The records below are to be repeated in full, exactly as they are.

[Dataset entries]
========

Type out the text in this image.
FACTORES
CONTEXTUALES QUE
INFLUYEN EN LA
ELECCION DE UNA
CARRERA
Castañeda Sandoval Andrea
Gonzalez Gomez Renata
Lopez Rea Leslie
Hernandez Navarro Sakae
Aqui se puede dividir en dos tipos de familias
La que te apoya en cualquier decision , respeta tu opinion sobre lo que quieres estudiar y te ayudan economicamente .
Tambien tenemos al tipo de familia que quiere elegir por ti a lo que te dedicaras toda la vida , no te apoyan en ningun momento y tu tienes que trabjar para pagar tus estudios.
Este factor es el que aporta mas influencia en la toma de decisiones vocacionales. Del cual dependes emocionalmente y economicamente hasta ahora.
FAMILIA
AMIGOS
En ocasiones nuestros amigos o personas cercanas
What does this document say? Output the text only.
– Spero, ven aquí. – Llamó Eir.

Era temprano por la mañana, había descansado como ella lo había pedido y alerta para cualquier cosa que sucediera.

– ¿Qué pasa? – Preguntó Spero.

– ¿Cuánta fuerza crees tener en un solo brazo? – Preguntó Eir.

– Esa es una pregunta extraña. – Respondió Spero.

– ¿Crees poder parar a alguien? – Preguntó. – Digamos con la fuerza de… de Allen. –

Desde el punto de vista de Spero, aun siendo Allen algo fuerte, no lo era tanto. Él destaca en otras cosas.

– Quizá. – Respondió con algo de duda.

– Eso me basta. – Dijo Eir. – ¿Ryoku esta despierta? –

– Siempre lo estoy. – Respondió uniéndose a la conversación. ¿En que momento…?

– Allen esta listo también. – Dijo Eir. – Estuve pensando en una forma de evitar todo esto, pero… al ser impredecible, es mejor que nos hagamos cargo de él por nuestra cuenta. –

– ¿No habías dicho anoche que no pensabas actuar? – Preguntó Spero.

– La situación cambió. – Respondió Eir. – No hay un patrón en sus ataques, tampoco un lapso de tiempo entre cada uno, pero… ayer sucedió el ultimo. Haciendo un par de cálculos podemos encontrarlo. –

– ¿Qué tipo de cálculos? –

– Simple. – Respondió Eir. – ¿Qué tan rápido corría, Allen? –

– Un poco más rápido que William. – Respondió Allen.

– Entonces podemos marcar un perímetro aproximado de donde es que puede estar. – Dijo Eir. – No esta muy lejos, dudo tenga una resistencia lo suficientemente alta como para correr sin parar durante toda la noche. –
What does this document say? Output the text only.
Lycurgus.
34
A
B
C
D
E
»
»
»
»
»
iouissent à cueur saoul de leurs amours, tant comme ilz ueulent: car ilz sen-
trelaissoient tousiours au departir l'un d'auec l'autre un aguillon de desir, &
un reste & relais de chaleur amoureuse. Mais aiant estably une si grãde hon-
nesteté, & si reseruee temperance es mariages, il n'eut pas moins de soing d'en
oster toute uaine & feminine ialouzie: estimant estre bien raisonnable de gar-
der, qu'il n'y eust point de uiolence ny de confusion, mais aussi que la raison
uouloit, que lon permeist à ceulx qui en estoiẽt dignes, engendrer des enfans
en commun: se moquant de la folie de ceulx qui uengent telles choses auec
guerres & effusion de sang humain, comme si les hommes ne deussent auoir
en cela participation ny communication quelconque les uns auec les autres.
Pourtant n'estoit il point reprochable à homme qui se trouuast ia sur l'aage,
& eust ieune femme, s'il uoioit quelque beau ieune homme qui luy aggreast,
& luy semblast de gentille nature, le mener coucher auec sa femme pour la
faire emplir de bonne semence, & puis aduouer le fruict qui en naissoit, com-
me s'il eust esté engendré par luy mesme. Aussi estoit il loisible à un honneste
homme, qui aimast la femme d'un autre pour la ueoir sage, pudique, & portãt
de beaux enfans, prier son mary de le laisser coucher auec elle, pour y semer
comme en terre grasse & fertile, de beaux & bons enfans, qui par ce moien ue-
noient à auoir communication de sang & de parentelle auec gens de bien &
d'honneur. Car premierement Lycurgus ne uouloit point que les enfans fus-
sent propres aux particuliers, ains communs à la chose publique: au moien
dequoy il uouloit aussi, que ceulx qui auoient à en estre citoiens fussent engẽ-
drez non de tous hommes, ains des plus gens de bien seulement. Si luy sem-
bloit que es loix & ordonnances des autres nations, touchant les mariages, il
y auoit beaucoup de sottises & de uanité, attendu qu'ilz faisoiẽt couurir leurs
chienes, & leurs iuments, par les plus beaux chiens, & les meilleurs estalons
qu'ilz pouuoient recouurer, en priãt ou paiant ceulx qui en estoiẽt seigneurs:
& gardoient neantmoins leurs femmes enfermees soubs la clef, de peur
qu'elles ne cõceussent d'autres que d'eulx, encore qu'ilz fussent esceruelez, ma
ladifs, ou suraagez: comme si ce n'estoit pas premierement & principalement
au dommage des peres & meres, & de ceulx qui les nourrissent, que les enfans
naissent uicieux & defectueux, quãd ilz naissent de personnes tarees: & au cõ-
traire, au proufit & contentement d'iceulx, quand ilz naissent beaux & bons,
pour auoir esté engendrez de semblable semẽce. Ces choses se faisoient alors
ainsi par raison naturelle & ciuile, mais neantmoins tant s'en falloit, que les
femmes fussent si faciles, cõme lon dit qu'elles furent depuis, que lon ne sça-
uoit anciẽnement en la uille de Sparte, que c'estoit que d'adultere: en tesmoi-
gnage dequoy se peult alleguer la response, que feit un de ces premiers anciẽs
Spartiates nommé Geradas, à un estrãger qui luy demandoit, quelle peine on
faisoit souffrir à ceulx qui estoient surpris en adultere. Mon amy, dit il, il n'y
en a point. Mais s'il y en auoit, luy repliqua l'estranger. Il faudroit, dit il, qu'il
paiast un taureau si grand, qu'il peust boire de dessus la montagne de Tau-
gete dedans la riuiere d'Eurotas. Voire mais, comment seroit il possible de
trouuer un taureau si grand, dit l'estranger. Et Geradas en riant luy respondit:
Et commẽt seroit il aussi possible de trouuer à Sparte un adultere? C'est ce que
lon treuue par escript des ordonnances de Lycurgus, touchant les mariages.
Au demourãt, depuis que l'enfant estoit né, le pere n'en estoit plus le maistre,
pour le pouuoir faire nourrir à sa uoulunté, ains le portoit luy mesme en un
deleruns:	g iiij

========

**The result**
Type out the text in this image.
FACTORES
CONTEXTUALES QUE
INFLUYEN EN LA
ELECCION DE UNA
CARRERA
Castañeda Sandoval Andrea
Gonzalez Gomez Renata
Lopez Rea Leslie
Hernandez Navarro Sakae
Aqui se puede dividir en dos tipos de familias
La que te apoya en cualquier decision , respeta tu opinion sobre lo que quieres estudiar y te ayudan economicamente .
Tambien tenemos al tipo de familia que quiere elegir por ti a lo que te dedicaras toda la vida , no te apoyan en ningun momento y tu tienes que trabjar para pagar tus estudios.
Este factor es el que aporta mas influencia en la toma de decisiones vocacionales. Del cual dependes emocionalmente y economicamente hasta ahora.
FAMILIA
AMIGOS
En ocasiones nuestros amigos o personas cercanas
What does this document say? Output the text only.
– Spero, ven aquí. – Llamó Eir.

Era temprano por la mañana, había descansado como ella lo había pedido y alerta para cualquier cosa que sucediera.

– ¿Qué pasa? – Preguntó Spero.

– ¿Cuánta fuerza crees tener en un solo brazo? – Preguntó Eir.

– Esa es una pregunta extraña. – Respondió Spero.

– ¿Crees poder parar a alguien? – Preguntó. – Digamos con la fuerza de… de Allen. –

Desde el punto de vista de Spero, aun siendo Allen algo fuerte, no lo era tanto. Él destaca en otras cosas.

– Quizá. – Respondió con algo de duda.

– Eso me basta. – Dijo Eir. – ¿Ryoku esta despierta? –

– Siempre lo estoy. – Respondió uniéndose a la conversación. ¿En que momento…?

– Allen esta listo también. – Dijo Eir. – Estuve pensando en una forma de evitar todo esto, pero… al ser impredecible, es mejor que nos hagamos cargo de él por nuestra cuenta. –

– ¿No habías dicho anoche que no pensabas actuar? – Preguntó Spero.

– La situación cambió. – Respondió Eir. – No hay un patrón en sus ataques, tampoco un lapso de tiempo entre cada uno, pero… ayer sucedió el ultimo. Haciendo un par de cálculos podemos encontrarlo. –

– ¿Qué tipo de cálculos? –

– Simple. – Respondió Eir. – ¿Qué tan rápido corría, Allen? –

– Un poco más rápido que William. – Respondió Allen.

– Entonces podemos marcar un perímetro aproximado de donde es que puede estar. – Dijo Eir. – No esta muy lejos, dudo tenga una resistencia lo suficientemente alta como para correr sin parar durante toda la noche. –
What does this document say? Output the text only.
Lycurgus.
34
A
B
C
D
E
»
»
»
»
»
iouissent à cueur saoul de leurs amours, tant comme ilz ueulent: car ilz sen-
trelaissoient tousiours au departir l'un d'auec l'autre un aguillon de desir, &
un reste & relais de chaleur amoureuse. Mais aiant estably une si grãde hon-
nesteté, & si reseruee temperance es mariages, il n'eut pas moins de soing d'en
oster toute uaine & feminine ialouzie: estimant estre bien raisonnable de gar-
der, qu'il n'y eust point de uiolence ny de confusion, mais aussi que la raison
uouloit, que lon permeist à ceulx qui en estoiẽt dignes, engendrer des enfans
en commun: se moquant de la folie de ceulx qui uengent telles choses auec
guerres & effusion de sang humain, comme si les hommes ne deussent auoir
en cela participation ny communication quelconque les uns auec les autres.
Pourtant n'estoit il point reprochable à homme qui se trouuast ia sur l'aage,
& eust ieune femme, s'il uoioit quelque beau ieune homme qui luy aggreast,
& luy semblast de gentille nature, le mener coucher auec sa femme pour la
faire emplir de bonne semence, & puis aduouer le fruict qui en naissoit, com-
me s'il eust esté engendré par luy mesme. Aussi estoit il loisible à un honneste
homme, qui aimast la femme d'un autre pour la ueoir sage, pudique, & portãt
de beaux enfans, prier son mary de le laisser coucher auec elle, pour y semer
comme en terre grasse & fertile, de beaux & bons enfans, qui par ce moien ue-
noient à auoir communication de sang & de parentelle auec gens de bien &
d'honneur. Car premierement Lycurgus ne uouloit point que les enfans fus-
sent propres aux particuliers, ains communs à la chose publique: au moien
dequoy il uouloit aussi, que ceulx qui auoient à en estre citoiens fussent engẽ-
drez non de tous hommes, ains des plus gens de bien seulement. Si luy sem-
bloit que es loix & ordonnances des autres nations, touchant les mariages, il
y auoit beaucoup de sottises & de uanité, attendu qu'ilz faisoiẽt couurir leurs
chienes, & leurs iuments, par les plus beaux chiens, & les meilleurs estalons
qu'ilz pouuoient recouurer, en priãt ou paiant ceulx qui en estoiẽt seigneurs:
& gardoient neantmoins leurs femmes enfermees soubs la clef, de peur
qu'elles ne cõceussent d'autres que d'eulx, encore qu'ilz fussent esceruelez, ma
ladifs, ou suraagez: comme si ce n'estoit pas premierement & principalement
au dommage des peres & meres, & de ceulx qui les nourrissent, que les enfans
naissent uicieux & defectueux, quãd ilz naissent de personnes tarees: & au cõ-
traire, au proufit & contentement d'iceulx, quand ilz naissent beaux & bons,
pour auoir esté engendrez de semblable semẽce. Ces choses se faisoient alors
ainsi par raison naturelle & ciuile, mais neantmoins tant s'en falloit, que les
femmes fussent si faciles, cõme lon dit qu'elles furent depuis, que lon ne sça-
uoit anciẽnement en la uille de Sparte, que c'estoit que d'adultere: en tesmoi-
gnage dequoy se peult alleguer la response, que feit un de ces premiers anciẽs
Spartiates nommé Geradas, à un estrãger qui luy demandoit, quelle peine on
faisoit souffrir à ceulx qui estoient surpris en adultere. Mon amy, dit il, il n'y
en a point. Mais s'il y en auoit, luy repliqua l'estranger. Il faudroit, dit il, qu'il
paiast un taureau si grand, qu'il peust boire de dessus la montagne de Tau-
gete dedans la riuiere d'Eurotas. Voire mais, comment seroit il possible de
trouuer un taureau si grand, dit l'estranger. Et Geradas en riant luy respondit:
Et commẽt seroit il aussi possible de trouuer à Sparte un adultere? C'est ce que
lon treuue par escript des ordonnances de Lycurgus, touchant les mariages.
Au demourãt, depuis que l'enfant estoit né, le pere n'en estoit plus le maistre,
pour le pouuoir faire nourrir à sa uoulunté, ains le portoit luy mesme en un
deleruns:	g iiij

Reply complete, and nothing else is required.